Your task
In the entries that follow, count each line containing "Convert" and state the total, nothing more.

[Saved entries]
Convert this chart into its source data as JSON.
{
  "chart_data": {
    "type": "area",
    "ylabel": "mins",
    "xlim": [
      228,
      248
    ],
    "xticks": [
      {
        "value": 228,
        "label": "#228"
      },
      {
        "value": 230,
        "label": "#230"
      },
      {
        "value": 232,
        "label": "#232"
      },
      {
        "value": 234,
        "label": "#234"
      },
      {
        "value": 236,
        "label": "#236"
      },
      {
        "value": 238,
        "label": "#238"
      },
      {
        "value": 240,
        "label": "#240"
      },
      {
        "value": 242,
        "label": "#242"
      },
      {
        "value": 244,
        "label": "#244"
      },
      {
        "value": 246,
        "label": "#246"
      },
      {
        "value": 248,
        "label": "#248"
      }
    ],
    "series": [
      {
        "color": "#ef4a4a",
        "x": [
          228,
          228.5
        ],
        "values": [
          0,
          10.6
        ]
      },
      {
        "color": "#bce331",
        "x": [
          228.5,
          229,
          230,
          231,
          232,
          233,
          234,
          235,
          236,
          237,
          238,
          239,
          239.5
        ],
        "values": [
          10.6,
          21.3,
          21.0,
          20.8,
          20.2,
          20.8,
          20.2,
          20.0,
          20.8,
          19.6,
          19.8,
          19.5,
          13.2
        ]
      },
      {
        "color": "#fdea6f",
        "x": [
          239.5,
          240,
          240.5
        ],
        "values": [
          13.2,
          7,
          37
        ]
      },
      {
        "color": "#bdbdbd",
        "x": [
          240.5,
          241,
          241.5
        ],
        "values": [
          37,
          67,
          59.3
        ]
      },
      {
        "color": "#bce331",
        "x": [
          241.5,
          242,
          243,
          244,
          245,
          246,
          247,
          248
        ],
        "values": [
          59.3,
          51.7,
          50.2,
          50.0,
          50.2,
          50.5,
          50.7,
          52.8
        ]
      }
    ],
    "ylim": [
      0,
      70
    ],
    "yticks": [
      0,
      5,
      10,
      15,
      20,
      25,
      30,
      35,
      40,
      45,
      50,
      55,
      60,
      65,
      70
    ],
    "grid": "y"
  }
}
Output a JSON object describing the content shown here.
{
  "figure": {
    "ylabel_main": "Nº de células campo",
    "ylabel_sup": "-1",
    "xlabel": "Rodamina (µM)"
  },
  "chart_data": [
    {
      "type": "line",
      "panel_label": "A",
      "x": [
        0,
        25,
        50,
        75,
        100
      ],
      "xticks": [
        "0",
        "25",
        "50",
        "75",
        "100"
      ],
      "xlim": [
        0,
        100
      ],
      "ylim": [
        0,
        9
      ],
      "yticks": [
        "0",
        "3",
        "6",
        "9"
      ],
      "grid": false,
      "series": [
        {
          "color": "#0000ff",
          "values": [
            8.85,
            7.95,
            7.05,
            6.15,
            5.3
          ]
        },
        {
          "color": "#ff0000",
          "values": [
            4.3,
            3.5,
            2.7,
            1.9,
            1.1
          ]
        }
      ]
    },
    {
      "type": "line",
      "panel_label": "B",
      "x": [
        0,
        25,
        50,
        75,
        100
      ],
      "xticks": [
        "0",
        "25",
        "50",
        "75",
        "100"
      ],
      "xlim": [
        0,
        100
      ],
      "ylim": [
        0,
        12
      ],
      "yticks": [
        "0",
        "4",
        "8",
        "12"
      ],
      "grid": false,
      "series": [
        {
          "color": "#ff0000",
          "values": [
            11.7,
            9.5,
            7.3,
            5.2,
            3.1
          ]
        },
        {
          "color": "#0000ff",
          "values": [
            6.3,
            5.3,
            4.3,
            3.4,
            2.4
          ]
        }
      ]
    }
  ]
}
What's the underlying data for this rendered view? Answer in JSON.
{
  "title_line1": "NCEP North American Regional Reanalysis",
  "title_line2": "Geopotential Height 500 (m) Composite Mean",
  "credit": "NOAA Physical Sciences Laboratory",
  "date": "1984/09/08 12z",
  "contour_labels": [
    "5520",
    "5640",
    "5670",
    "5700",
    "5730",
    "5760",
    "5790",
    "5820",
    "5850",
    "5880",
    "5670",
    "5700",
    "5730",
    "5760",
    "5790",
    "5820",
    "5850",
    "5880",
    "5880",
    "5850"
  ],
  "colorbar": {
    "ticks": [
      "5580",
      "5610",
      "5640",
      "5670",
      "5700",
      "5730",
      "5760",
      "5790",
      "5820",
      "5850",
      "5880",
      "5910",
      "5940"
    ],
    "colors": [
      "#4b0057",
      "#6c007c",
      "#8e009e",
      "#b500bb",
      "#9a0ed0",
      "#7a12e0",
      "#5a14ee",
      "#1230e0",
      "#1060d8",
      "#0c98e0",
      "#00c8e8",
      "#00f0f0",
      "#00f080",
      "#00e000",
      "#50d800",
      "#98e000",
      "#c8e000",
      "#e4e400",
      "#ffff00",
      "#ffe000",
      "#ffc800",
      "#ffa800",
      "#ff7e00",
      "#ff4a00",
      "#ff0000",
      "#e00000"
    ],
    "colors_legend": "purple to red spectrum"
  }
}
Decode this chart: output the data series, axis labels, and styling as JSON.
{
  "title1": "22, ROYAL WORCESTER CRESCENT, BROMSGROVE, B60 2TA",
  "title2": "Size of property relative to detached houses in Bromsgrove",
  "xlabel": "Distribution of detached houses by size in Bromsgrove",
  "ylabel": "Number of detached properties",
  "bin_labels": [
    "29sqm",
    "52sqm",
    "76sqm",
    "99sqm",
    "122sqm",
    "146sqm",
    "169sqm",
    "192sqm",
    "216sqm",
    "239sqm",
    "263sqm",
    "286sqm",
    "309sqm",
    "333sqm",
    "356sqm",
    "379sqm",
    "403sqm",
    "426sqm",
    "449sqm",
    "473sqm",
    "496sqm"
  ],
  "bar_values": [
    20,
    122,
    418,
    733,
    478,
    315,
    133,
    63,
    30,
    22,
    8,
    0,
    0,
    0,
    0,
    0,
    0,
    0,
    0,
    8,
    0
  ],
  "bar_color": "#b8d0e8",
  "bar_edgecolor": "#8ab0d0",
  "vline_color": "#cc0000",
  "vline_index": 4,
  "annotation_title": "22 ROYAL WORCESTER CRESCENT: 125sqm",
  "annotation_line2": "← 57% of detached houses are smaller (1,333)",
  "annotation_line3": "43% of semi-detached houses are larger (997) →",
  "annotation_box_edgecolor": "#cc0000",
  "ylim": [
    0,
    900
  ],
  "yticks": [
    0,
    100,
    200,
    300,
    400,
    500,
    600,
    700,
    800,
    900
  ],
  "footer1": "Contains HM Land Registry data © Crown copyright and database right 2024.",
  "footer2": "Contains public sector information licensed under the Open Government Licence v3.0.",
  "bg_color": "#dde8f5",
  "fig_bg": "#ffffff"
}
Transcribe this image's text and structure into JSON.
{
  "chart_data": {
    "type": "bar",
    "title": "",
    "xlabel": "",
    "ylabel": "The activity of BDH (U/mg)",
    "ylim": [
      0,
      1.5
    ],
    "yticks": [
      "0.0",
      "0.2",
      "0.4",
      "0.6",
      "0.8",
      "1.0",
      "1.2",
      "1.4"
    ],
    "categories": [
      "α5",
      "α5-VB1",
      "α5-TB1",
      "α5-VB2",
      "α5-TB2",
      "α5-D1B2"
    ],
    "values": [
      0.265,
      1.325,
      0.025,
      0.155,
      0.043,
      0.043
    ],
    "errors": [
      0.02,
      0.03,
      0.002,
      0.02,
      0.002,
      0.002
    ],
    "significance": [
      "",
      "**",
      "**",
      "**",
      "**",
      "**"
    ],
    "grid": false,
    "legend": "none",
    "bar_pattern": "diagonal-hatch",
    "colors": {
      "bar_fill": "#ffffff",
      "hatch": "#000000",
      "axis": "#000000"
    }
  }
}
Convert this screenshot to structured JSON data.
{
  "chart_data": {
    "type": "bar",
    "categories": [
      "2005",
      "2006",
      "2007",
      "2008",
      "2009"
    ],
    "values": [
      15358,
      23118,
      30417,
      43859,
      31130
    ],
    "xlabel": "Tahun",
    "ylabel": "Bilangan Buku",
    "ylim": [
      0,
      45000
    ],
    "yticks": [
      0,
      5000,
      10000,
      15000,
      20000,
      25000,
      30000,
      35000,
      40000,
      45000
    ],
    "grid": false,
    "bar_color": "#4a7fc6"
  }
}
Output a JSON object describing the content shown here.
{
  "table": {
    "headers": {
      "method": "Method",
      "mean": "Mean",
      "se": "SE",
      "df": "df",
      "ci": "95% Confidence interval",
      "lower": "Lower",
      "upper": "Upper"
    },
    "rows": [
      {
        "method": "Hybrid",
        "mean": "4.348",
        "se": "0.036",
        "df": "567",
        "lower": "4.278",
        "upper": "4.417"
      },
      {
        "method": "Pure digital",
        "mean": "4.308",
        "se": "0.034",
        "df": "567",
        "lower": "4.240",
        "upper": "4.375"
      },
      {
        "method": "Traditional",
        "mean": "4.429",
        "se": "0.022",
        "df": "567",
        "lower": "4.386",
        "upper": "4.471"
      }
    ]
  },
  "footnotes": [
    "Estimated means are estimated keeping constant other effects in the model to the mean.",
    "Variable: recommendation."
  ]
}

The reply
2